**SUPPLIED MATERIAL:**

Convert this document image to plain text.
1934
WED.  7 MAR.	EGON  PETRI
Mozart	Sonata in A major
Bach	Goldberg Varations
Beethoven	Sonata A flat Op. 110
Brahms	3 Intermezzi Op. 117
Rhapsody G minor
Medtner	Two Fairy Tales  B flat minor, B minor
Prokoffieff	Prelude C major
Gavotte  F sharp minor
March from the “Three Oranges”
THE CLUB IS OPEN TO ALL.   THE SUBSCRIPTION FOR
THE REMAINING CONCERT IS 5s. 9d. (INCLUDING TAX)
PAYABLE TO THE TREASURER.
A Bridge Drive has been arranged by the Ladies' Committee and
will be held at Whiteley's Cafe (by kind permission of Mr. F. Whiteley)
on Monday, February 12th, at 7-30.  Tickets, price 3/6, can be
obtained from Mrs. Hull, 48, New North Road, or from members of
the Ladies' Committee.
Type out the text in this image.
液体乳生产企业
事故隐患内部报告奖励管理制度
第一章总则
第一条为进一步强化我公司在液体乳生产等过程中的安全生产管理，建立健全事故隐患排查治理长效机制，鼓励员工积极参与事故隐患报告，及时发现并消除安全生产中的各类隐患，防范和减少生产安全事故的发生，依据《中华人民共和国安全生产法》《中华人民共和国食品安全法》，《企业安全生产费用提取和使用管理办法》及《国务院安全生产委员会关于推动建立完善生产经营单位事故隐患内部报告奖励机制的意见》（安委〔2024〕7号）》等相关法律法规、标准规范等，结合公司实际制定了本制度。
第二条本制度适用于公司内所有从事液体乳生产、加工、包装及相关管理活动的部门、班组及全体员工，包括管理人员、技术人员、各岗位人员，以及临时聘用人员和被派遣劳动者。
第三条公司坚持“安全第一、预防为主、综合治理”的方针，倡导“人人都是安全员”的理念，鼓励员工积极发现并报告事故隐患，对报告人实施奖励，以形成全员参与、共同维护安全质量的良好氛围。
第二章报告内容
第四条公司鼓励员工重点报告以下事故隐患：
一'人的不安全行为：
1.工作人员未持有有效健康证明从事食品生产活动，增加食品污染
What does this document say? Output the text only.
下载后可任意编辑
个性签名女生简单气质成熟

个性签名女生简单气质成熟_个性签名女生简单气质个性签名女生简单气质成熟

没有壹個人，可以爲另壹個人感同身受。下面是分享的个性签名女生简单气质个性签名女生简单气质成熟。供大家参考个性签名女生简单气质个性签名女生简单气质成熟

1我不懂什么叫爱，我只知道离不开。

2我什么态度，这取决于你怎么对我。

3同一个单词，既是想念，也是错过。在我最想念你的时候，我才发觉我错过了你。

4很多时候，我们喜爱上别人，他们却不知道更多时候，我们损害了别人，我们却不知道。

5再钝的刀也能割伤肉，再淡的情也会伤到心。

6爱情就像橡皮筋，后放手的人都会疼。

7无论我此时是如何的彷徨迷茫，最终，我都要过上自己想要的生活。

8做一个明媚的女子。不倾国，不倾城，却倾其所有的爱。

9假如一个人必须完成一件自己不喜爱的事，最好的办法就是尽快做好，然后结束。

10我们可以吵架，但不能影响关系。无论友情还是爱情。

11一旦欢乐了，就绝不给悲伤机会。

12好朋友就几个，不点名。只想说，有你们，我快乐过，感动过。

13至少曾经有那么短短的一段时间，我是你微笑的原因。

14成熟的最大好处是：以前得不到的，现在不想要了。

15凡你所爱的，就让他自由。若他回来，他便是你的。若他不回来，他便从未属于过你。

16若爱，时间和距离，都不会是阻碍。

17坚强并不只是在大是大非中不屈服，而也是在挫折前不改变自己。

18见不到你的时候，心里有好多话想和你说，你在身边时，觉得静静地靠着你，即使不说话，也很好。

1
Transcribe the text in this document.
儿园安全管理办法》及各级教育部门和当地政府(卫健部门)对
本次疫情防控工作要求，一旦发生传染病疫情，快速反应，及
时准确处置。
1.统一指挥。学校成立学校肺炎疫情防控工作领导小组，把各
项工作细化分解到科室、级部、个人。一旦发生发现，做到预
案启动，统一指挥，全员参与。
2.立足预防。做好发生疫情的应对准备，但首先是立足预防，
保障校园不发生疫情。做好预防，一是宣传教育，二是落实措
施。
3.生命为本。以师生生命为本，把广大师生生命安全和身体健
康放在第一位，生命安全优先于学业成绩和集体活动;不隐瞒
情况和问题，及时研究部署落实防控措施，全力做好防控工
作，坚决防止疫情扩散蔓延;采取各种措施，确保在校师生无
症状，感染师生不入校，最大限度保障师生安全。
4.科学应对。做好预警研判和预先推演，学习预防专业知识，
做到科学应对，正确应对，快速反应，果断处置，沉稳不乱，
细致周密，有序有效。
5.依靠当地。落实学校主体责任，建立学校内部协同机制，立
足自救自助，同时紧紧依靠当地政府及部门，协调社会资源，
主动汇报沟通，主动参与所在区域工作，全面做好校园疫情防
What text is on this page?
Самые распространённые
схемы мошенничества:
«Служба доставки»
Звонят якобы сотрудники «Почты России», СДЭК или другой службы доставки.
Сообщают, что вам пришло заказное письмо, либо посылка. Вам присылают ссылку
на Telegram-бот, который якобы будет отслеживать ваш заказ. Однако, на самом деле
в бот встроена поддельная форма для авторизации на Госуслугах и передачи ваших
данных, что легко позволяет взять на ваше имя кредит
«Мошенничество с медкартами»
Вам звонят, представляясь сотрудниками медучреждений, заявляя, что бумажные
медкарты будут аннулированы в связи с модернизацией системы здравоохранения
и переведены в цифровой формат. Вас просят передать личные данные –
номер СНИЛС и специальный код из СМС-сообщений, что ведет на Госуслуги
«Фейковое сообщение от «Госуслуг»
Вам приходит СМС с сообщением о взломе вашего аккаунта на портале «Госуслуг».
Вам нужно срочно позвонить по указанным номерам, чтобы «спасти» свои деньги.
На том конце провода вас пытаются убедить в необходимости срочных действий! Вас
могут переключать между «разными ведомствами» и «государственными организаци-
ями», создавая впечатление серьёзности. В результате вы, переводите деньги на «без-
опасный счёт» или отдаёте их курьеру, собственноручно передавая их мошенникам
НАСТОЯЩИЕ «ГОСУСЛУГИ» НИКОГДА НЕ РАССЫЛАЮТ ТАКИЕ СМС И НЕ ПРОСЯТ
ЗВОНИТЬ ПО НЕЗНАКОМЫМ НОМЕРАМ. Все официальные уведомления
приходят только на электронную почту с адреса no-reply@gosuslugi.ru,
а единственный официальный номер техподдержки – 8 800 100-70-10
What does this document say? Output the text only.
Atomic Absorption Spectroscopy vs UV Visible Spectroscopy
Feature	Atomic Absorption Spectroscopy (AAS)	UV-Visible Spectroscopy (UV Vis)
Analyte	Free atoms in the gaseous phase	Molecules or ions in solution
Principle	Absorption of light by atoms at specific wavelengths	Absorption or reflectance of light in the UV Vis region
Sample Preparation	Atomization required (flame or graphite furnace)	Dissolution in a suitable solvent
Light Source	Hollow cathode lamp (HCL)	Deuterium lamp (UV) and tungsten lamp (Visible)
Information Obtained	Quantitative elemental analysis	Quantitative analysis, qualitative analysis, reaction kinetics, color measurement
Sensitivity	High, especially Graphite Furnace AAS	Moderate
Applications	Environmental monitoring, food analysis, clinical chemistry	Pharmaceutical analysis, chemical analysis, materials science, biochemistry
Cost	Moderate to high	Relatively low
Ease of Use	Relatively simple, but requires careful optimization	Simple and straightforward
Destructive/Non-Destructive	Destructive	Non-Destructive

**WHAT TO PRODUCE:**
Output all preceding records character for character.

**CORRECT ANSWER:**
Convert this document image to plain text.
1934
WED.  7 MAR.	EGON  PETRI
Mozart	Sonata in A major
Bach	Goldberg Varations
Beethoven	Sonata A flat Op. 110
Brahms	3 Intermezzi Op. 117
Rhapsody G minor
Medtner	Two Fairy Tales  B flat minor, B minor
Prokoffieff	Prelude C major
Gavotte  F sharp minor
March from the “Three Oranges”
THE CLUB IS OPEN TO ALL.   THE SUBSCRIPTION FOR
THE REMAINING CONCERT IS 5s. 9d. (INCLUDING TAX)
PAYABLE TO THE TREASURER.
A Bridge Drive has been arranged by the Ladies' Committee and
will be held at Whiteley's Cafe (by kind permission of Mr. F. Whiteley)
on Monday, February 12th, at 7-30.  Tickets, price 3/6, can be
obtained from Mrs. Hull, 48, New North Road, or from members of
the Ladies' Committee.
Type out the text in this image.
液体乳生产企业
事故隐患内部报告奖励管理制度
第一章总则
第一条为进一步强化我公司在液体乳生产等过程中的安全生产管理，建立健全事故隐患排查治理长效机制，鼓励员工积极参与事故隐患报告，及时发现并消除安全生产中的各类隐患，防范和减少生产安全事故的发生，依据《中华人民共和国安全生产法》《中华人民共和国食品安全法》，《企业安全生产费用提取和使用管理办法》及《国务院安全生产委员会关于推动建立完善生产经营单位事故隐患内部报告奖励机制的意见》（安委〔2024〕7号）》等相关法律法规、标准规范等，结合公司实际制定了本制度。
第二条本制度适用于公司内所有从事液体乳生产、加工、包装及相关管理活动的部门、班组及全体员工，包括管理人员、技术人员、各岗位人员，以及临时聘用人员和被派遣劳动者。
第三条公司坚持“安全第一、预防为主、综合治理”的方针，倡导“人人都是安全员”的理念，鼓励员工积极发现并报告事故隐患，对报告人实施奖励，以形成全员参与、共同维护安全质量的良好氛围。
第二章报告内容
第四条公司鼓励员工重点报告以下事故隐患：
一'人的不安全行为：
1.工作人员未持有有效健康证明从事食品生产活动，增加食品污染
What does this document say? Output the text only.
下载后可任意编辑
个性签名女生简单气质成熟

个性签名女生简单气质成熟_个性签名女生简单气质个性签名女生简单气质成熟

没有壹個人，可以爲另壹個人感同身受。下面是分享的个性签名女生简单气质个性签名女生简单气质成熟。供大家参考个性签名女生简单气质个性签名女生简单气质成熟

1我不懂什么叫爱，我只知道离不开。

2我什么态度，这取决于你怎么对我。

3同一个单词，既是想念，也是错过。在我最想念你的时候，我才发觉我错过了你。

4很多时候，我们喜爱上别人，他们却不知道更多时候，我们损害了别人，我们却不知道。

5再钝的刀也能割伤肉，再淡的情也会伤到心。

6爱情就像橡皮筋，后放手的人都会疼。

7无论我此时是如何的彷徨迷茫，最终，我都要过上自己想要的生活。

8做一个明媚的女子。不倾国，不倾城，却倾其所有的爱。

9假如一个人必须完成一件自己不喜爱的事，最好的办法就是尽快做好，然后结束。

10我们可以吵架，但不能影响关系。无论友情还是爱情。

11一旦欢乐了，就绝不给悲伤机会。

12好朋友就几个，不点名。只想说，有你们，我快乐过，感动过。

13至少曾经有那么短短的一段时间，我是你微笑的原因。

14成熟的最大好处是：以前得不到的，现在不想要了。

15凡你所爱的，就让他自由。若他回来，他便是你的。若他不回来，他便从未属于过你。

16若爱，时间和距离，都不会是阻碍。

17坚强并不只是在大是大非中不屈服，而也是在挫折前不改变自己。

18见不到你的时候，心里有好多话想和你说，你在身边时，觉得静静地靠着你，即使不说话，也很好。

1
Transcribe the text in this document.
儿园安全管理办法》及各级教育部门和当地政府(卫健部门)对
本次疫情防控工作要求，一旦发生传染病疫情，快速反应，及
时准确处置。
1.统一指挥。学校成立学校肺炎疫情防控工作领导小组，把各
项工作细化分解到科室、级部、个人。一旦发生发现，做到预
案启动，统一指挥，全员参与。
2.立足预防。做好发生疫情的应对准备，但首先是立足预防，
保障校园不发生疫情。做好预防，一是宣传教育，二是落实措
施。
3.生命为本。以师生生命为本，把广大师生生命安全和身体健
康放在第一位，生命安全优先于学业成绩和集体活动;不隐瞒
情况和问题，及时研究部署落实防控措施，全力做好防控工
作，坚决防止疫情扩散蔓延;采取各种措施，确保在校师生无
症状，感染师生不入校，最大限度保障师生安全。
4.科学应对。做好预警研判和预先推演，学习预防专业知识，
做到科学应对，正确应对，快速反应，果断处置，沉稳不乱，
细致周密，有序有效。
5.依靠当地。落实学校主体责任，建立学校内部协同机制，立
足自救自助，同时紧紧依靠当地政府及部门，协调社会资源，
主动汇报沟通，主动参与所在区域工作，全面做好校园疫情防
What text is on this page?
Самые распространённые
схемы мошенничества:
«Служба доставки»
Звонят якобы сотрудники «Почты России», СДЭК или другой службы доставки.
Сообщают, что вам пришло заказное письмо, либо посылка. Вам присылают ссылку
на Telegram-бот, который якобы будет отслеживать ваш заказ. Однако, на самом деле
в бот встроена поддельная форма для авторизации на Госуслугах и передачи ваших
данных, что легко позволяет взять на ваше имя кредит
«Мошенничество с медкартами»
Вам звонят, представляясь сотрудниками медучреждений, заявляя, что бумажные
медкарты будут аннулированы в связи с модернизацией системы здравоохранения
и переведены в цифровой формат. Вас просят передать личные данные –
номер СНИЛС и специальный код из СМС-сообщений, что ведет на Госуслуги
«Фейковое сообщение от «Госуслуг»
Вам приходит СМС с сообщением о взломе вашего аккаунта на портале «Госуслуг».
Вам нужно срочно позвонить по указанным номерам, чтобы «спасти» свои деньги.
На том конце провода вас пытаются убедить в необходимости срочных действий! Вас
могут переключать между «разными ведомствами» и «государственными организаци-
ями», создавая впечатление серьёзности. В результате вы, переводите деньги на «без-
опасный счёт» или отдаёте их курьеру, собственноручно передавая их мошенникам
НАСТОЯЩИЕ «ГОСУСЛУГИ» НИКОГДА НЕ РАССЫЛАЮТ ТАКИЕ СМС И НЕ ПРОСЯТ
ЗВОНИТЬ ПО НЕЗНАКОМЫМ НОМЕРАМ. Все официальные уведомления
приходят только на электронную почту с адреса no-reply@gosuslugi.ru,
а единственный официальный номер техподдержки – 8 800 100-70-10
What does this document say? Output the text only.
Atomic Absorption Spectroscopy vs UV Visible Spectroscopy
Feature	Atomic Absorption Spectroscopy (AAS)	UV-Visible Spectroscopy (UV Vis)
Analyte	Free atoms in the gaseous phase	Molecules or ions in solution
Principle	Absorption of light by atoms at specific wavelengths	Absorption or reflectance of light in the UV Vis region
Sample Preparation	Atomization required (flame or graphite furnace)	Dissolution in a suitable solvent
Light Source	Hollow cathode lamp (HCL)	Deuterium lamp (UV) and tungsten lamp (Visible)
Information Obtained	Quantitative elemental analysis	Quantitative analysis, qualitative analysis, reaction kinetics, color measurement
Sensitivity	High, especially Graphite Furnace AAS	Moderate
Applications	Environmental monitoring, food analysis, clinical chemistry	Pharmaceutical analysis, chemical analysis, materials science, biochemistry
Cost	Moderate to high	Relatively low
Ease of Use	Relatively simple, but requires careful optimization	Simple and straightforward
Destructive/Non-Destructive	Destructive	Non-Destructive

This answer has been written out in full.